● SET PROBLEM: Could you format the listing below as a Markdown table with the columns Row and Line, one numbered row per line, with blank lines and pictures left out?

begin DATA LISTING

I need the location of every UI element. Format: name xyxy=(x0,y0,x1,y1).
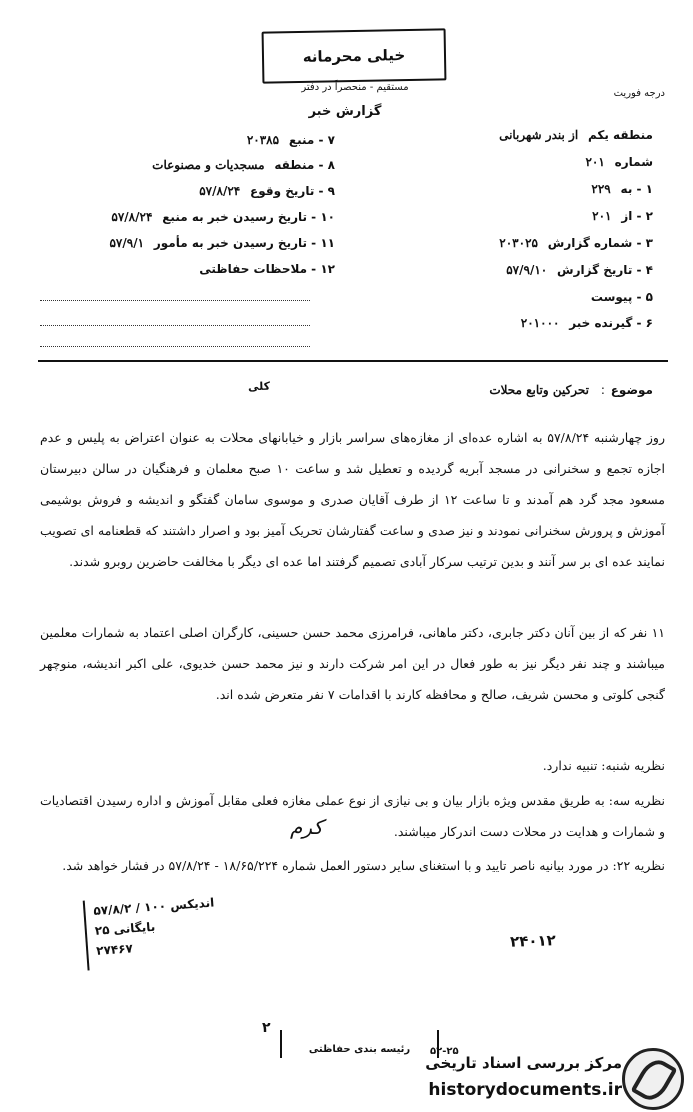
archive-stamp xyxy=(83,891,220,970)
watermark-url: historydocuments.ir xyxy=(428,1080,622,1100)
field-to xyxy=(383,182,653,196)
body-paragraph: ۱۱ نفر که از بین آنان دکتر جابری، دکتر ماهانی، فرامرزی محمد حسن حسینی، کارگران اصلی اعتماد به شمارات معلمین میباشند و چند نفر دیگر نیز به طور فعال در این امر شرکت دارند و نیز محمد حسن خدیوی، علی اکبر اندیشه، منوچهر گنجی کلوتی و محسن شریف، صالح و محافظه کارند با اقدامات ۷ نفر متعرض شده اند. xyxy=(40,625,665,702)
field-label: ۵ - پیوست xyxy=(590,290,653,304)
report-title: گزارش خبر xyxy=(308,104,382,119)
field-value: ۵۷/۸/۲۴ xyxy=(111,210,153,224)
note-paragraph: نظریه ۲۲: در مورد بیانیه ناصر تایید و با استغنای سایر دستور العمل شماره ۱۸/۶۵/۲۲۴ - ۵۷/۸/۲۴ در فشار خواهد شد. xyxy=(62,858,665,873)
field-event-date xyxy=(30,184,335,198)
field-value: ۲۰۱ xyxy=(592,209,612,223)
field-attachment xyxy=(383,290,653,304)
field-value: ۲۰۳۸۵ xyxy=(246,133,280,147)
field-label: شماره xyxy=(614,155,653,169)
stamp-subtitle: مستقیم - منحصراً در دفتر xyxy=(301,82,409,93)
field-label: ۶ - گیرنده خبر xyxy=(569,316,653,330)
subject-label: موضوع xyxy=(610,383,653,397)
field-label: ۱۱ - تاریخ رسیدن خبر به مأمور xyxy=(153,236,335,250)
blank-line xyxy=(40,300,310,301)
subject-line: موضوع : تحرکین وتابع محلات xyxy=(489,383,653,397)
footer-stamp-text: رئیسه بندی حفاظتی xyxy=(308,1044,411,1055)
field-label: منطقه یکم xyxy=(587,128,653,142)
margin-note: کلی xyxy=(247,379,271,394)
watermark-title: مرکز بررسی اسناد تاریخی xyxy=(425,1054,622,1072)
archive-logo-icon xyxy=(622,1048,684,1110)
field-value: مسجدیات و مصنوعات xyxy=(152,158,265,172)
field-value: ۲۰۱۰۰۰ xyxy=(520,316,560,330)
archive-stamp-line: ۲۷۴۶۷ xyxy=(95,941,134,958)
field-value: ۵۷/۹/۱ xyxy=(109,236,145,250)
classification-stamp xyxy=(262,28,447,83)
field-value: از بندر شهربانی xyxy=(499,128,579,142)
field-report-date xyxy=(383,263,653,277)
field-agent-date xyxy=(30,236,335,250)
field-security-notes xyxy=(30,262,335,276)
field-from xyxy=(383,209,653,223)
field-number xyxy=(383,155,653,169)
field-label: ۴ - تاریخ گزارش xyxy=(557,263,653,277)
field-area xyxy=(30,158,335,172)
field-label: ۱ - به xyxy=(620,182,653,196)
header-separator xyxy=(38,360,668,362)
field-label: ۹ - تاریخ وقوع xyxy=(250,184,335,198)
signature: کرم xyxy=(290,815,323,839)
field-value: ۵۷/۸/۲۴ xyxy=(199,184,241,198)
field-value: ۲۰۳۰۲۵ xyxy=(499,236,538,250)
field-source xyxy=(30,133,335,147)
classification-stamp-text: خیلی محرمانه xyxy=(302,46,406,66)
field-value: ۵۷/۹/۱۰ xyxy=(506,263,548,277)
urgency-label: درجه فوریت xyxy=(613,88,665,99)
page-number: ۵۲-۲۵ xyxy=(430,1046,459,1057)
field-label: ۱۰ - تاریخ رسیدن خبر به منبع xyxy=(162,210,335,224)
field-label: ۸ - منطقه xyxy=(274,158,335,172)
field-label: ۱۲ - ملاحظات حفاظتی xyxy=(199,262,335,276)
field-label: ۷ - منبع xyxy=(288,133,335,147)
field-receiver xyxy=(383,316,653,330)
field-source-date xyxy=(30,210,335,224)
field-region xyxy=(383,128,653,142)
field-label: ۳ - شماره گزارش xyxy=(547,236,653,250)
body-paragraph: نظریه شنبه: تنبیه ندارد. xyxy=(542,758,665,773)
archive-stamp-line: اندیکس ۱۰۰ / ۵۷/۸/۲ xyxy=(92,895,215,918)
archive-stamp-line: بایگانی ۲۵ xyxy=(94,919,156,938)
archive-number: ۲۴۰۱۲ xyxy=(509,931,557,951)
field-value: ۲۰۱ xyxy=(585,155,605,169)
subject-value: تحرکین وتابع محلات xyxy=(489,383,590,397)
note-paragraph: نظریه سه: به طریق مقدس ویژه بازار بیان و بی نیازی از نوع عملی مغازه فعلی مقابل آموزش و اداره رسیدن اقتصادیات و شمارات و هدایت در محلات دست اندرکار میباشند. xyxy=(40,793,665,839)
body-paragraph: روز چهارشنبه ۵۷/۸/۲۴ به اشاره عده‌ای از مغازه‌های سراسر بازار و خیابانهای محلات به عنوان اعتراض به پلیس و عدم اجازه تجمع و سخنرانی در مسجد آبریه گردیده و تعطیل شد و ساعت ۱۰ صبح معلمان و فرهنگیان در سالن دبیرستان مسعود مجد گرد هم آمدند و تا ساعت ۱۲ از طرف آقایان صدری و موسوی سامان گفتگو و اندیشه و فروش بوشیمی آموزش و پرورش سخنرانی نمودند و نیز صدی و ساعت گفتارشان تحریک آمیز بود و اصرار داشتند که قطعنامه ای تصویب نمایند عده ای بر سر آنند و بدین ترتیب سرکار آبادی تصمیم گرفتند اما عده ای دیگر با مخالفت حاضرین روبرو شدند. xyxy=(40,430,665,569)
blank-line xyxy=(40,325,310,326)
watermark xyxy=(400,1040,690,1110)
footer-initials: ۲ xyxy=(262,1020,271,1036)
field-report-number xyxy=(383,236,653,250)
field-value: ۲۲۹ xyxy=(591,182,611,196)
field-label: ۲ - از xyxy=(621,209,653,223)
blank-line xyxy=(40,346,310,347)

end DATA LISTING

● EXERCISE RESULT:
| Row | Line |
|---|---|
| 1 | I need the location of every UI element. Format: name xyxy=(x0,y0,x1,y1). |
| 2 | archive-stamp xyxy=(83,891,220,970) |
| 3 | watermark-url: historydocuments.ir xyxy=(428,1080,622,1100) |
| 4 | field-to xyxy=(383,182,653,196) |
| 5 | body-paragraph: ۱۱ نفر که از بین آنان دکتر جابری، دکتر ماهانی، فرامرزی محمد حسن حسینی، کارگران اصلی اعتماد به شمارات معلمین میباشند و چند نفر دیگر نیز به طور فعال در این امر شرکت دارند و نیز محمد حسن خدیوی، علی اکبر اندیشه، منوچهر گنجی کلوتی و محسن شریف، صالح و محافظه کارند با اقدامات ۷ نفر متعرض شده اند. xyxy=(40,625,665,702) |
| 6 | field-label: ۵ - پیوست xyxy=(590,290,653,304) |
| 7 | report-title: گزارش خبر xyxy=(308,104,382,119) |
| 8 | field-value: ۵۷/۸/۲۴ xyxy=(111,210,153,224) |
| 9 | note-paragraph: نظریه ۲۲: در مورد بیانیه ناصر تایید و با استغنای سایر دستور العمل شماره ۱۸/۶۵/۲۲۴ - ۵۷/۸/۲۴ در فشار خواهد شد. xyxy=(62,858,665,873) |
| 10 | field-event-date xyxy=(30,184,335,198) |
| 11 | field-value: ۲۰۱ xyxy=(592,209,612,223) |
| 12 | field-attachment xyxy=(383,290,653,304) |
| 13 | field-value: ۲۰۳۸۵ xyxy=(246,133,280,147) |
| 14 | field-label: شماره xyxy=(614,155,653,169) |
| 15 | stamp-subtitle: مستقیم - منحصراً در دفتر xyxy=(301,82,409,93) |
| 16 | field-label: ۶ - گیرنده خبر xyxy=(569,316,653,330) |
| 17 | subject-label: موضوع xyxy=(610,383,653,397) |
| 18 | field-label: ۱۱ - تاریخ رسیدن خبر به مأمور xyxy=(153,236,335,250) |
| 19 | blank-line xyxy=(40,300,310,301) |
| 20 | subject-line: موضوع : تحرکین وتابع محلات xyxy=(489,383,653,397) |
| 21 | footer-stamp-text: رئیسه بندی حفاظتی xyxy=(308,1044,411,1055) |
| 22 | field-label: منطقه یکم xyxy=(587,128,653,142) |
| 23 | margin-note: کلی xyxy=(247,379,271,394) |
| 24 | watermark-title: مرکز بررسی اسناد تاریخی xyxy=(425,1054,622,1072) |
| 25 | archive-logo-icon xyxy=(622,1048,684,1110) |
| 26 | field-value: مسجدیات و مصنوعات xyxy=(152,158,265,172) |
| 27 | field-value: ۲۰۱۰۰۰ xyxy=(520,316,560,330) |
| 28 | archive-stamp-line: ۲۷۴۶۷ xyxy=(95,941,134,958) |
| 29 | field-value: ۵۷/۹/۱ xyxy=(109,236,145,250) |
| 30 | classification-stamp xyxy=(262,28,447,83) |
| 31 | field-value: از بندر شهربانی xyxy=(499,128,579,142) |
| 32 | field-report-date xyxy=(383,263,653,277) |
| 33 | field-agent-date xyxy=(30,236,335,250) |
| 34 | field-security-notes xyxy=(30,262,335,276) |
| 35 | field-from xyxy=(383,209,653,223) |
| 36 | field-number xyxy=(383,155,653,169) |
| 37 | field-label: ۴ - تاریخ گزارش xyxy=(557,263,653,277) |
| 38 | field-area xyxy=(30,158,335,172) |
| 39 | field-label: ۱ - به xyxy=(620,182,653,196) |
| 40 | header-separator xyxy=(38,360,668,362) |
| 41 | field-label: ۹ - تاریخ وقوع xyxy=(250,184,335,198) |
| 42 | signature: کرم xyxy=(290,815,323,839) |
| 43 | field-value: ۵۷/۸/۲۴ xyxy=(199,184,241,198) |
| 44 | field-value: ۲۰۳۰۲۵ xyxy=(499,236,538,250) |
| 45 | field-source xyxy=(30,133,335,147) |
| 46 | classification-stamp-text: خیلی محرمانه xyxy=(302,46,406,66) |
| 47 | field-value: ۵۷/۹/۱۰ xyxy=(506,263,548,277) |
| 48 | urgency-label: درجه فوریت xyxy=(613,88,665,99) |
| 49 | page-number: ۵۲-۲۵ xyxy=(430,1046,459,1057) |
| 50 | field-label: ۱۰ - تاریخ رسیدن خبر به منبع xyxy=(162,210,335,224) |
| 51 | field-label: ۸ - منطقه xyxy=(274,158,335,172) |
| 52 | field-label: ۱۲ - ملاحظات حفاظتی xyxy=(199,262,335,276) |
| 53 | field-label: ۷ - منبع xyxy=(288,133,335,147) |
| 54 | field-receiver xyxy=(383,316,653,330) |
| 55 | field-source-date xyxy=(30,210,335,224) |
| 56 | field-region xyxy=(383,128,653,142) |
| 57 | field-label: ۳ - شماره گزارش xyxy=(547,236,653,250) |
| 58 | body-paragraph: نظریه شنبه: تنبیه ندارد. xyxy=(542,758,665,773) |
| 59 | archive-stamp-line: اندیکس ۱۰۰ / ۵۷/۸/۲ xyxy=(92,895,215,918) |
| 60 | archive-stamp-line: بایگانی ۲۵ xyxy=(94,919,156,938) |
| 61 | archive-number: ۲۴۰۱۲ xyxy=(509,931,557,951) |
| 62 | field-value: ۲۰۱ xyxy=(585,155,605,169) |
| 63 | subject-value: تحرکین وتابع محلات xyxy=(489,383,590,397) |
| 64 | note-paragraph: نظریه سه: به طریق مقدس ویژه بازار بیان و بی نیازی از نوع عملی مغازه فعلی مقابل آموزش و اداره رسیدن اقتصادیات و شمارات و هدایت در محلات دست اندرکار میباشند. xyxy=(40,793,665,839) |
| 65 | body-paragraph: روز چهارشنبه ۵۷/۸/۲۴ به اشاره عده‌ای از مغازه‌های سراسر بازار و خیابانهای محلات به عنوان اعتراض به پلیس و عدم اجازه تجمع و سخنرانی در مسجد آبریه گردیده و تعطیل شد و ساعت ۱۰ صبح معلمان و فرهنگیان در سالن دبیرستان مسعود مجد گرد هم آمدند و تا ساعت ۱۲ از طرف آقایان صدری و موسوی سامان گفتگو و اندیشه و فروش بوشیمی آموزش و پرورش سخنرانی نمودند و نیز صدی و ساعت گفتارشان تحریک آمیز بود و اصرار داشتند که قطعنامه ای تصویب نمایند عده ای بر سر آنند و بدین ترتیب سرکار آبادی تصمیم گرفتند اما عده ای دیگر با مخالفت حاضرین روبرو شدند. xyxy=(40,430,665,569) |
| 66 | blank-line xyxy=(40,325,310,326) |
| 67 | watermark xyxy=(400,1040,690,1110) |
| 68 | footer-initials: ۲ xyxy=(262,1020,271,1036) |
| 69 | field-report-number xyxy=(383,236,653,250) |
| 70 | field-value: ۲۲۹ xyxy=(591,182,611,196) |
| 71 | field-label: ۲ - از xyxy=(621,209,653,223) |
| 72 | blank-line xyxy=(40,346,310,347) |